>>>>>
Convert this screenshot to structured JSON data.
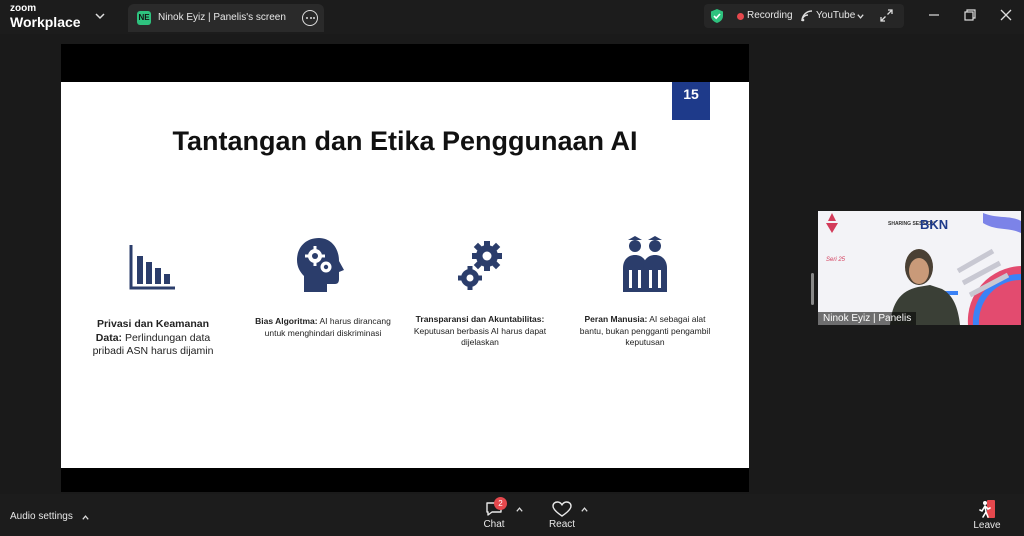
{
  "app": {
    "logo_line1": "zoom",
    "logo_line2": "Workplace"
  },
  "tab": {
    "badge": "NE",
    "title": "Ninok Eyiz | Panelis's screen"
  },
  "status": {
    "recording_label": "Recording",
    "stream_label": "YouTube"
  },
  "slide": {
    "page_number": "15",
    "title": "Tantangan dan Etika Penggunaan AI",
    "items": [
      {
        "heading": "Privasi dan Keamanan Data:",
        "text": " Perlindungan data pribadi ASN harus dijamin"
      },
      {
        "heading": "Bias Algoritma:",
        "text": " AI harus dirancang untuk menghindari diskriminasi"
      },
      {
        "heading": "Transparansi dan Akuntabilitas:",
        "text": " Keputusan berbasis AI harus dapat dijelaskan"
      },
      {
        "heading": "Peran Manusia:",
        "text": " AI sebagai alat bantu, bukan pengganti pengambil keputusan"
      }
    ]
  },
  "video": {
    "participant_name": "Ninok Eyiz | Panelis",
    "banner_top": "SHARING SESSION",
    "banner_brand": "BKN",
    "banner_series": "Seri 25"
  },
  "toolbar": {
    "audio_label": "Audio settings",
    "chat_label": "Chat",
    "chat_badge": "2",
    "react_label": "React",
    "leave_label": "Leave"
  },
  "colors": {
    "slide_icon": "#2b3d6b",
    "page_badge": "#1e3a8a",
    "recording_dot": "#e5484d",
    "secure_shield": "#2ec27e"
  }
}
<<<<<
Return the listing above in full and without alteration, excluding its pictures.

▶ THE SOLUTION
Convert this screenshot to structured JSON data.
{
  "app": {
    "logo_line1": "zoom",
    "logo_line2": "Workplace"
  },
  "tab": {
    "badge": "NE",
    "title": "Ninok Eyiz | Panelis's screen"
  },
  "status": {
    "recording_label": "Recording",
    "stream_label": "YouTube"
  },
  "slide": {
    "page_number": "15",
    "title": "Tantangan dan Etika Penggunaan AI",
    "items": [
      {
        "heading": "Privasi dan Keamanan Data:",
        "text": " Perlindungan data pribadi ASN harus dijamin"
      },
      {
        "heading": "Bias Algoritma:",
        "text": " AI harus dirancang untuk menghindari diskriminasi"
      },
      {
        "heading": "Transparansi dan Akuntabilitas:",
        "text": " Keputusan berbasis AI harus dapat dijelaskan"
      },
      {
        "heading": "Peran Manusia:",
        "text": " AI sebagai alat bantu, bukan pengganti pengambil keputusan"
      }
    ]
  },
  "video": {
    "participant_name": "Ninok Eyiz | Panelis",
    "banner_top": "SHARING SESSION",
    "banner_brand": "BKN",
    "banner_series": "Seri 25"
  },
  "toolbar": {
    "audio_label": "Audio settings",
    "chat_label": "Chat",
    "chat_badge": "2",
    "react_label": "React",
    "leave_label": "Leave"
  },
  "colors": {
    "slide_icon": "#2b3d6b",
    "page_badge": "#1e3a8a",
    "recording_dot": "#e5484d",
    "secure_shield": "#2ec27e"
  }
}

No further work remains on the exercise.